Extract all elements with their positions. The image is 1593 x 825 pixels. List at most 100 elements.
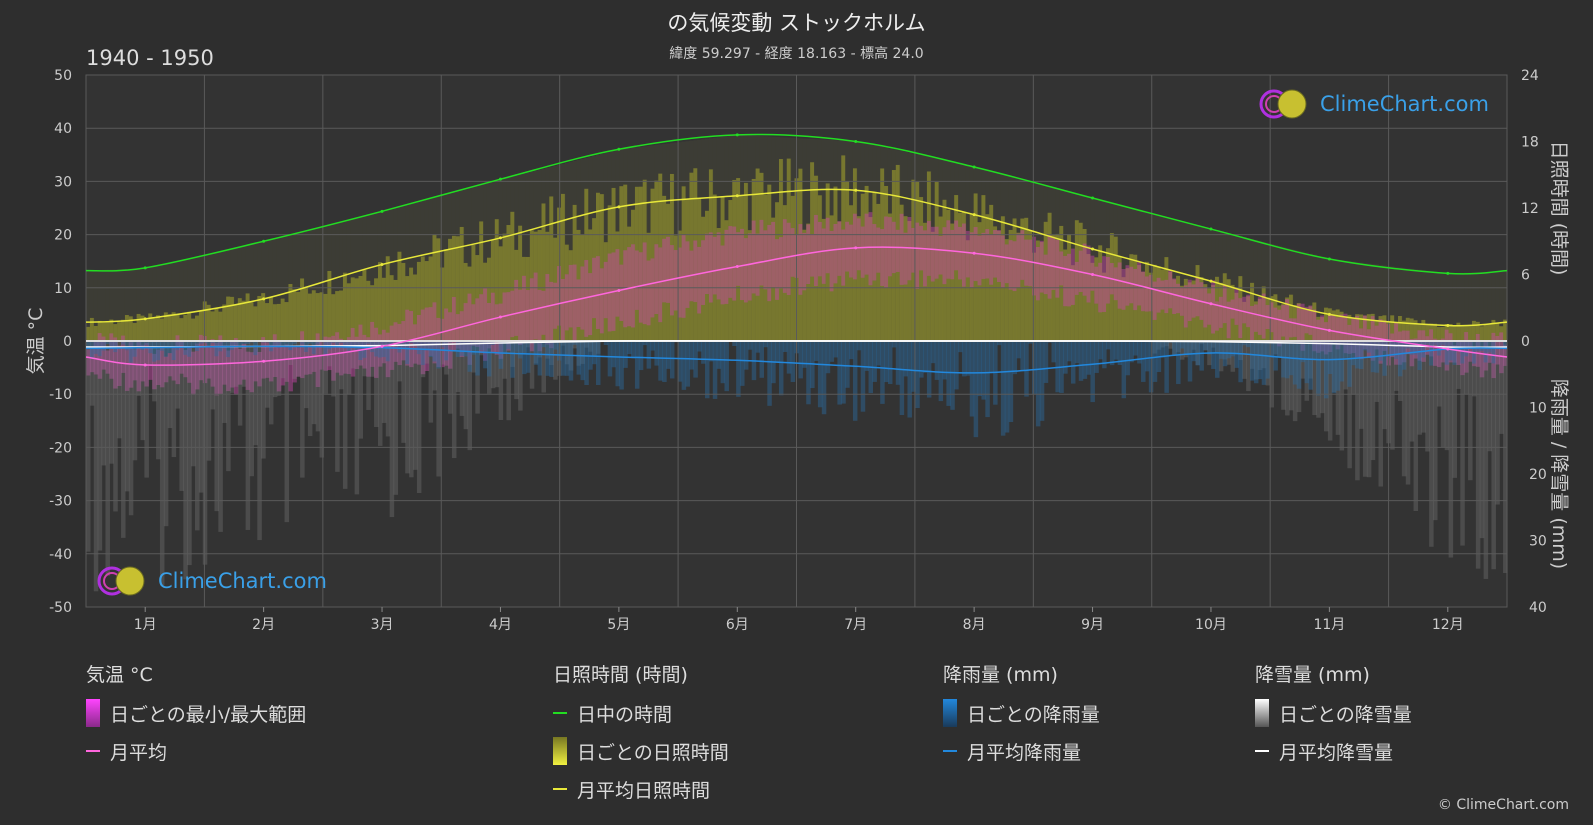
rain-daily-bar [891, 341, 897, 348]
sunshine-daily-bar [1032, 252, 1037, 341]
temp-range-daily-bar [868, 212, 874, 286]
snow-daily-bar [440, 341, 445, 365]
rain-daily-bar [685, 341, 691, 387]
daylight-daily-bar [171, 261, 177, 341]
rain-daily-bar [985, 341, 990, 418]
snow-daily-bar [276, 341, 282, 396]
brand-logo-top[interactable]: ClimeChart.com [1258, 88, 1489, 120]
sunshine-daily-bar [498, 246, 504, 341]
snow-daily-bar [518, 341, 523, 411]
temp-range-daily-bar [210, 339, 216, 387]
snow-daily-bar [93, 341, 99, 592]
sunshine-daily-bar [607, 205, 613, 341]
daylight-daily-bar [128, 268, 134, 341]
temp-range-daily-bar [965, 230, 971, 278]
sunshine-daily-bar [428, 256, 434, 341]
sunshine-daily-bar [942, 199, 947, 341]
rain-daily-bar [701, 341, 706, 364]
climechart-logo-icon [97, 566, 145, 596]
daylight-daily-bar [1296, 250, 1302, 341]
rain-daily-bar [1285, 341, 1290, 379]
sunshine-daily-bar [210, 311, 216, 341]
rain-daily-bar [163, 341, 169, 357]
daylight-daily-bar [1448, 273, 1454, 341]
sunshine-daily-bar [490, 240, 496, 341]
sunshine-avg-point [262, 297, 266, 301]
rain-daily-bar [759, 341, 765, 378]
rain-daily-bar [553, 341, 558, 350]
rain-daily-bar [1335, 341, 1341, 391]
daylight-daily-bar [233, 247, 239, 341]
temp-range-daily-bar [1327, 314, 1333, 353]
daylight-daily-bar [1121, 205, 1127, 341]
rain-daily-bar [1242, 341, 1247, 346]
rain-daily-bar [518, 341, 523, 359]
sunshine-daily-bar [876, 203, 881, 341]
snow-daily-bar [265, 341, 270, 408]
temp-range-daily-bar [993, 229, 998, 278]
sunshine-daily-bar [1156, 266, 1162, 341]
daylight-daily-bar [241, 246, 247, 341]
sunshine-daily-bar [315, 293, 321, 341]
snow-daily-bar [381, 341, 387, 423]
sunshine-daily-bar [132, 322, 138, 341]
y-tick-label-left: 20 [54, 228, 72, 244]
temp-range-daily-bar [603, 261, 609, 319]
temp-range-daily-bar [778, 237, 784, 289]
rain-daily-bar [619, 341, 624, 390]
sunshine-daily-bar [1191, 280, 1197, 341]
sunshine-daily-bar [440, 267, 445, 341]
temp-range-daily-bar [1324, 322, 1329, 355]
legend-snow-heading: 降雪量 (mm) [1255, 664, 1370, 686]
sunshine-daily-bar [950, 223, 955, 341]
snow-daily-bar [596, 341, 601, 354]
snow-daily-bar [377, 341, 383, 446]
brand-name: ClimeChart.com [1320, 92, 1489, 116]
rain-daily-bar [1082, 341, 1088, 379]
snow-daily-bar [1339, 341, 1345, 451]
sunshine-daily-bar [148, 313, 153, 341]
temp-range-daily-bar [346, 337, 352, 375]
rain-daily-bar [389, 341, 395, 345]
snow-daily-bar [1503, 341, 1508, 574]
daylight-daily-bar [152, 266, 157, 341]
rain-daily-bar [506, 341, 511, 350]
temp-range-daily-bar [1203, 286, 1208, 328]
rain-daily-bar [642, 341, 648, 346]
legend-temp-avg: 月平均 [86, 737, 306, 765]
rain-daily-bar [1273, 341, 1278, 371]
daylight-daily-bar [222, 250, 227, 341]
daylight-daily-bar [1366, 263, 1372, 341]
temp-range-daily-bar [1355, 315, 1360, 358]
sunshine-daily-bar [1339, 311, 1345, 341]
rain-daily-bar [1433, 341, 1438, 345]
rain-daily-bar [1390, 341, 1395, 356]
snow-daily-bar [541, 341, 546, 393]
daylight-point [1446, 271, 1450, 275]
temp-range-daily-bar [1460, 341, 1465, 376]
temp-range-daily-bar [284, 344, 290, 382]
x-tick-label: 4月 [489, 617, 512, 633]
sunshine-daily-bar [736, 178, 741, 341]
rain-daily-bar [144, 341, 149, 346]
sunshine-daily-bar [144, 319, 149, 341]
rain-daily-bar [934, 341, 940, 380]
temp-range-daily-bar [938, 235, 944, 275]
sunshine-daily-bar [751, 178, 757, 341]
temp-range-daily-bar [1156, 277, 1162, 313]
temp-range-daily-bar [233, 338, 239, 395]
temp-range-daily-bar [1362, 315, 1368, 350]
temp-avg-point [262, 359, 266, 363]
temp-range-daily-bar [767, 224, 772, 302]
rain-daily-bar [1125, 341, 1130, 376]
daylight-daily-bar [1355, 262, 1360, 341]
temp-range-daily-bar [1246, 294, 1251, 328]
daylight-point [854, 140, 858, 143]
snow-daily-bar [121, 341, 126, 538]
temp-range-daily-bar [545, 274, 550, 345]
rain-daily-bar [778, 341, 784, 396]
snow-daily-bar [350, 341, 356, 369]
brand-logo-bottom[interactable]: ClimeChart.com [96, 565, 327, 597]
rain-daily-bar [1133, 341, 1138, 356]
legend-sun-heading: 日照時間 (時間) [553, 664, 688, 686]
+ + + +
● Set exercise:
Copy out every line of the material above word for word. Leave out the pictures.

● Written answer:
Extract all elements with their positions. The image is 1593 x 825 pixels. List at most 100 elements.
rain-daily-bar [891, 341, 897, 348]
sunshine-daily-bar [1032, 252, 1037, 341]
temp-range-daily-bar [868, 212, 874, 286]
snow-daily-bar [440, 341, 445, 365]
rain-daily-bar [685, 341, 691, 387]
daylight-daily-bar [171, 261, 177, 341]
rain-daily-bar [985, 341, 990, 418]
snow-daily-bar [276, 341, 282, 396]
brand-logo-top[interactable]: ClimeChart.com [1258, 88, 1489, 120]
sunshine-daily-bar [498, 246, 504, 341]
snow-daily-bar [518, 341, 523, 411]
temp-range-daily-bar [210, 339, 216, 387]
snow-daily-bar [93, 341, 99, 592]
sunshine-daily-bar [607, 205, 613, 341]
daylight-daily-bar [128, 268, 134, 341]
temp-range-daily-bar [965, 230, 971, 278]
sunshine-daily-bar [428, 256, 434, 341]
sunshine-daily-bar [942, 199, 947, 341]
rain-daily-bar [701, 341, 706, 364]
climechart-logo-icon [97, 566, 145, 596]
daylight-daily-bar [1296, 250, 1302, 341]
rain-daily-bar [1285, 341, 1290, 379]
sunshine-daily-bar [210, 311, 216, 341]
rain-daily-bar [163, 341, 169, 357]
daylight-daily-bar [1448, 273, 1454, 341]
sunshine-daily-bar [490, 240, 496, 341]
sunshine-avg-point [262, 297, 266, 301]
rain-daily-bar [759, 341, 765, 378]
rain-daily-bar [553, 341, 558, 350]
rain-daily-bar [1335, 341, 1341, 391]
daylight-daily-bar [233, 247, 239, 341]
temp-range-daily-bar [1327, 314, 1333, 353]
daylight-daily-bar [1121, 205, 1127, 341]
rain-daily-bar [1242, 341, 1247, 346]
rain-daily-bar [518, 341, 523, 359]
sunshine-daily-bar [876, 203, 881, 341]
snow-daily-bar [265, 341, 270, 408]
temp-range-daily-bar [993, 229, 998, 278]
sunshine-daily-bar [1156, 266, 1162, 341]
daylight-daily-bar [241, 246, 247, 341]
sunshine-daily-bar [315, 293, 321, 341]
snow-daily-bar [381, 341, 387, 423]
sunshine-daily-bar [132, 322, 138, 341]
y-tick-label-left: 20 [54, 228, 72, 244]
temp-range-daily-bar [603, 261, 609, 319]
temp-range-daily-bar [778, 237, 784, 289]
rain-daily-bar [619, 341, 624, 390]
sunshine-daily-bar [1191, 280, 1197, 341]
sunshine-daily-bar [440, 267, 445, 341]
temp-range-daily-bar [1324, 322, 1329, 355]
legend-snow-heading: 降雪量 (mm) [1255, 664, 1370, 686]
sunshine-daily-bar [950, 223, 955, 341]
snow-daily-bar [596, 341, 601, 354]
snow-daily-bar [377, 341, 383, 446]
brand-name: ClimeChart.com [1320, 92, 1489, 116]
rain-daily-bar [1082, 341, 1088, 379]
snow-daily-bar [1339, 341, 1345, 451]
sunshine-daily-bar [148, 313, 153, 341]
temp-range-daily-bar [346, 337, 352, 375]
rain-daily-bar [389, 341, 395, 345]
snow-daily-bar [1503, 341, 1508, 574]
daylight-daily-bar [152, 266, 157, 341]
rain-daily-bar [506, 341, 511, 350]
temp-range-daily-bar [1203, 286, 1208, 328]
rain-daily-bar [642, 341, 648, 346]
legend-temp-avg: 月平均 [86, 737, 306, 765]
rain-daily-bar [1273, 341, 1278, 371]
daylight-daily-bar [222, 250, 227, 341]
daylight-daily-bar [1366, 263, 1372, 341]
temp-range-daily-bar [1355, 315, 1360, 358]
sunshine-daily-bar [1339, 311, 1345, 341]
rain-daily-bar [1433, 341, 1438, 345]
rain-daily-bar [1390, 341, 1395, 356]
snow-daily-bar [541, 341, 546, 393]
daylight-point [1446, 271, 1450, 275]
temp-range-daily-bar [1460, 341, 1465, 376]
temp-range-daily-bar [284, 344, 290, 382]
x-tick-label: 4月 [489, 617, 512, 633]
sunshine-daily-bar [736, 178, 741, 341]
rain-daily-bar [144, 341, 149, 346]
sunshine-daily-bar [144, 319, 149, 341]
rain-daily-bar [934, 341, 940, 380]
temp-range-daily-bar [938, 235, 944, 275]
sunshine-daily-bar [751, 178, 757, 341]
temp-range-daily-bar [1156, 277, 1162, 313]
temp-range-daily-bar [233, 338, 239, 395]
temp-range-daily-bar [1362, 315, 1368, 350]
temp-avg-point [262, 359, 266, 363]
temp-range-daily-bar [767, 224, 772, 302]
rain-daily-bar [1125, 341, 1130, 376]
daylight-daily-bar [1355, 262, 1360, 341]
temp-range-daily-bar [1246, 294, 1251, 328]
daylight-point [854, 140, 858, 143]
snow-daily-bar [121, 341, 126, 538]
temp-range-daily-bar [545, 274, 550, 345]
rain-daily-bar [778, 341, 784, 396]
snow-daily-bar [350, 341, 356, 369]
brand-logo-bottom[interactable]: ClimeChart.com [96, 565, 327, 597]
rain-daily-bar [1133, 341, 1138, 356]
legend-sun-heading: 日照時間 (時間) [553, 664, 688, 686]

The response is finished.